═════ Texte fourni

Attaché au schéma directeur de la région Ile-de-France, un document d'urbanisme fixant les orientations du développement urbain et économique pour les vingt-cinq prochaines années, Huchon affirme que « la métropole, c'est la région », une façon polie mais ferme de se démarquer de Delanoë. « Ne rompons pas l'unité régionale en organisant une structure intermédiaire entre Paris et les trois départements de la petite couronne (Hauts-de-Seine, Seine-Saint-Denis,Val-de-Marne), en laissant de côté les franges de l'Ile-de-France » , exhorte le président de région.
Au-delà des mots, des alliances se dessinent. Et là, paradoxalement, c'est à droite que Delanoë compte le plus d'alliés. D'abord en la personne du président de la République. A la mairie, on souligne que l'hypothèse d'un axe Sarkozy/Delanoë ne serait cependant qu'une construction de Huchon. « C'est du fantasme absolu » , coupe Pierre Mansat, l'adjoint missionné par Delanoë, qui se dit toutefois convaincu de « l'intérêt objectif » à ce que le maire de Paris et le président de la République ne soient pas « en conflit » . « Qu'il y ait un modus vivendi républicain, d'accord, mais toute idée de deal entre eux est ridicule » .

══════════
═════ Extraits de données

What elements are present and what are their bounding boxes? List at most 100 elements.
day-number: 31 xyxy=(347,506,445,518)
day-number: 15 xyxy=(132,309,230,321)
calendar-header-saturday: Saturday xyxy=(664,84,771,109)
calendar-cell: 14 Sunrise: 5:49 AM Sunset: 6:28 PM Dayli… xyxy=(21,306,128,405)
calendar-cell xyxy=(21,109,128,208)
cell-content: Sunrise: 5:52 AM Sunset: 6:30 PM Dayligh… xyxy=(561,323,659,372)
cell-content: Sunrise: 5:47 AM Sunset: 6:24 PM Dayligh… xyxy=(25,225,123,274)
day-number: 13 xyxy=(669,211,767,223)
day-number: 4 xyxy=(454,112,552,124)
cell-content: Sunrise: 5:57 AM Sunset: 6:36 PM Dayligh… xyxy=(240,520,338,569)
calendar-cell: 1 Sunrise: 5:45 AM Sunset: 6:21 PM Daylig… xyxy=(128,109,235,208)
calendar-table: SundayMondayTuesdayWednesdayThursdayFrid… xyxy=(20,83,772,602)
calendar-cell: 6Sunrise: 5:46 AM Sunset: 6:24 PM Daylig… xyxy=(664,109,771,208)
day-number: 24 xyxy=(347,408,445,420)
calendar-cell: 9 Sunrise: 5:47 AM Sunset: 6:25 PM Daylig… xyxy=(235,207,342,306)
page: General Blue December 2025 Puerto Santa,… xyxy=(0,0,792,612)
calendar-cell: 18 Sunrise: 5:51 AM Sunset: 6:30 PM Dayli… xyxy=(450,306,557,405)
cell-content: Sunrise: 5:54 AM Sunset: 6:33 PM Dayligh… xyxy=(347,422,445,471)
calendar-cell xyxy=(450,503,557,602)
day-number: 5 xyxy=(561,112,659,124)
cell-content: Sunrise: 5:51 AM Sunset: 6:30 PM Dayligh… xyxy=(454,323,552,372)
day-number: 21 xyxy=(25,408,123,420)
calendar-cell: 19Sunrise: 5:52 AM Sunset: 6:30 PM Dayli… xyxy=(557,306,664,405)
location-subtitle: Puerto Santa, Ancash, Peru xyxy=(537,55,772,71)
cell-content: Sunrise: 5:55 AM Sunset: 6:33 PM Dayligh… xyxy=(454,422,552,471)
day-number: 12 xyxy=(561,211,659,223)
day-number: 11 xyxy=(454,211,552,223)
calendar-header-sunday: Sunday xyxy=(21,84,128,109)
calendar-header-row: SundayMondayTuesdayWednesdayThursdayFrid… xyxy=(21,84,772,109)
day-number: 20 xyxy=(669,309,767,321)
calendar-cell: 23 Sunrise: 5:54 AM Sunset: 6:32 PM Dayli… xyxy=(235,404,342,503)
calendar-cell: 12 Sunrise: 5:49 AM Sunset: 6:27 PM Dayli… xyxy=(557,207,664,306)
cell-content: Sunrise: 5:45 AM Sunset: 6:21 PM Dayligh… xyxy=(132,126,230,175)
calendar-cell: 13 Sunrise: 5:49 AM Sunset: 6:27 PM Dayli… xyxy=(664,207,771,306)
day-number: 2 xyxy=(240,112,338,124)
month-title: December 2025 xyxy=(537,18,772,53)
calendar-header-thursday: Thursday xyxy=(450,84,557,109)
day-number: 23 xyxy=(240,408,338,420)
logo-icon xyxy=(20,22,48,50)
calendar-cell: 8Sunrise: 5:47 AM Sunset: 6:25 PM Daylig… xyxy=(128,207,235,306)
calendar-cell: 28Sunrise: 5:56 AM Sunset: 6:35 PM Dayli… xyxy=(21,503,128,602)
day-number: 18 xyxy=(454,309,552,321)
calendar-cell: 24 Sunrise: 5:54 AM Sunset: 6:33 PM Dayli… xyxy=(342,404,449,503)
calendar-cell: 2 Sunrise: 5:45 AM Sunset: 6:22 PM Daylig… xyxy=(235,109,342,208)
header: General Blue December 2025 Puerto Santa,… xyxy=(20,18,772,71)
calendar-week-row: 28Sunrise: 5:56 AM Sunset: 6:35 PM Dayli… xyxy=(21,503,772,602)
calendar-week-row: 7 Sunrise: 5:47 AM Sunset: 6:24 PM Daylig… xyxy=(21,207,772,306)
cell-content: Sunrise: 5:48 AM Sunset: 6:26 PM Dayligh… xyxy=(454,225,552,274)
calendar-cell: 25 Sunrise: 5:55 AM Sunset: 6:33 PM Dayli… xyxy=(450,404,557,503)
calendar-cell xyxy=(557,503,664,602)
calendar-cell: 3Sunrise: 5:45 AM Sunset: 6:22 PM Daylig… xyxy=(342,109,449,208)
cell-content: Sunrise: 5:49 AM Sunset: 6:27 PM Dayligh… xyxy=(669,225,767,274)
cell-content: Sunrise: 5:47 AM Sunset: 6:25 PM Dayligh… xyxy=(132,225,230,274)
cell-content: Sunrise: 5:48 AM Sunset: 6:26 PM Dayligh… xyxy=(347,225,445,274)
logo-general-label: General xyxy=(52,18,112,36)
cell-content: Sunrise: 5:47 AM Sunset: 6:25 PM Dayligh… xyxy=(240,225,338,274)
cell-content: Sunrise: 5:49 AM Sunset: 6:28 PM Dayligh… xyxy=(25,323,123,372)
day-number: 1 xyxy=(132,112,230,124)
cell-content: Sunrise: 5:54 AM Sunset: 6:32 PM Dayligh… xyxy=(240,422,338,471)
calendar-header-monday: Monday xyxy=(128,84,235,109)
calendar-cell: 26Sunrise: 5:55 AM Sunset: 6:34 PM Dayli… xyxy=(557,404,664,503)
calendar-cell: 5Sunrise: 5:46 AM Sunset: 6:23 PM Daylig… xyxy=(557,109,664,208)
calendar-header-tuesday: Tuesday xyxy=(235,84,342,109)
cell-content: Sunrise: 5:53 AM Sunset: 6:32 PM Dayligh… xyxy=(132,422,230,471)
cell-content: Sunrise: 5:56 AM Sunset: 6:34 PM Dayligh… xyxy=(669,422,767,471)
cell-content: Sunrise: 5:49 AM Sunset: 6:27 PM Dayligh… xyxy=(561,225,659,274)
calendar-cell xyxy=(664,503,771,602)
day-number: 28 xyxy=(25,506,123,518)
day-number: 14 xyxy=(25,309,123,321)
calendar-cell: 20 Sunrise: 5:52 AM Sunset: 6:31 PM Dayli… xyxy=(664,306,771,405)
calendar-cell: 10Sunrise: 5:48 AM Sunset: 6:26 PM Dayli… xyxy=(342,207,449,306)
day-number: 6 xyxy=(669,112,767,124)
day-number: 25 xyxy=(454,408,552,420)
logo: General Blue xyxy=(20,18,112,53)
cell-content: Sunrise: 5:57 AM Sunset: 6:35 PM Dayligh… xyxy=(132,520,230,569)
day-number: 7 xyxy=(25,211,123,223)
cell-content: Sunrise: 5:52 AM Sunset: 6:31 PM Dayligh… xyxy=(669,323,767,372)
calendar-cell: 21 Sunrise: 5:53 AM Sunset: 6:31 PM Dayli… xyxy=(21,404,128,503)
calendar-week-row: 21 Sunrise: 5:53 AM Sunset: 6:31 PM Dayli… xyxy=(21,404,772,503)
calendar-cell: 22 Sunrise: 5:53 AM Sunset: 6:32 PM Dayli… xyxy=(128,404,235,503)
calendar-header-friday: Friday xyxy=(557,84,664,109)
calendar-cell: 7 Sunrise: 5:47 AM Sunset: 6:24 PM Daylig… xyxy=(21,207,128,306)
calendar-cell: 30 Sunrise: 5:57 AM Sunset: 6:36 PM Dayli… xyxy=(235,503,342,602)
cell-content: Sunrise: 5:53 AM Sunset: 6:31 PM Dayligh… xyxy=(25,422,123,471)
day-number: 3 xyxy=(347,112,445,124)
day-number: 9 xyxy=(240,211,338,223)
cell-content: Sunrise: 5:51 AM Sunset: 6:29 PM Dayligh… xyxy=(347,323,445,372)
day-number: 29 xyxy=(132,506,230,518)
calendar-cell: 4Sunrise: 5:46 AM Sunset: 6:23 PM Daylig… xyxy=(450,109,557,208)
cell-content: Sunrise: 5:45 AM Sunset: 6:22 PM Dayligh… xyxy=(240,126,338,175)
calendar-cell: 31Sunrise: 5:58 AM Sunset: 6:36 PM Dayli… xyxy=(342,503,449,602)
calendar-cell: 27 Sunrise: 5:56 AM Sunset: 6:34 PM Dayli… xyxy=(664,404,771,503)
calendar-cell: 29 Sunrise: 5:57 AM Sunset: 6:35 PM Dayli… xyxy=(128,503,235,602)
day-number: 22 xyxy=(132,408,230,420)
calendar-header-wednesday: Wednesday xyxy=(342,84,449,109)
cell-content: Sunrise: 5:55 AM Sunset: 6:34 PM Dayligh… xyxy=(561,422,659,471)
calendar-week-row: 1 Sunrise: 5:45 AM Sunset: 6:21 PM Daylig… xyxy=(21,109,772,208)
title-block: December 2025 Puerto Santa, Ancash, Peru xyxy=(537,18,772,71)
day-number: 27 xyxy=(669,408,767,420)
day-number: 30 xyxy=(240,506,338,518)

══════════

Consigne »
Extrayez intégralement le texte fourni, sans y changer un seul mot ni signe. Les lignes n'interviennent en rien dans cet exercice.

Corrigé »
Attaché au schéma directeur de la région Ile-de-France, un document d'urbanisme fixant les orientations du développement urbain et économique pour les vingt-cinq prochaines années, Huchon affirme que « la métropole, c'est la région », une façon polie mais ferme de se démarquer de Delanoë. « Ne rompons pas l'unité régionale en organisant une structure intermédiaire entre Paris et les trois départements de la petite couronne (Hauts-de-Seine, Seine-Saint-Denis,Val-de-Marne), en laissant de côté les franges de l'Ile-de-France » , exhorte le président de région.
Au-delà des mots, des alliances se dessinent. Et là, paradoxalement, c'est à droite que Delanoë compte le plus d'alliés. D'abord en la personne du président de la République. A la mairie, on souligne que l'hypothèse d'un axe Sarkozy/Delanoë ne serait cependant qu'une construction de Huchon. « C'est du fantasme absolu » , coupe Pierre Mansat, l'adjoint missionné par Delanoë, qui se dit toutefois convaincu de « l'intérêt objectif » à ce que le maire de Paris et le président de la République ne soient pas « en conflit » . « Qu'il y ait un modus vivendi républicain, d'accord, mais toute idée de deal entre eux est ridicule » .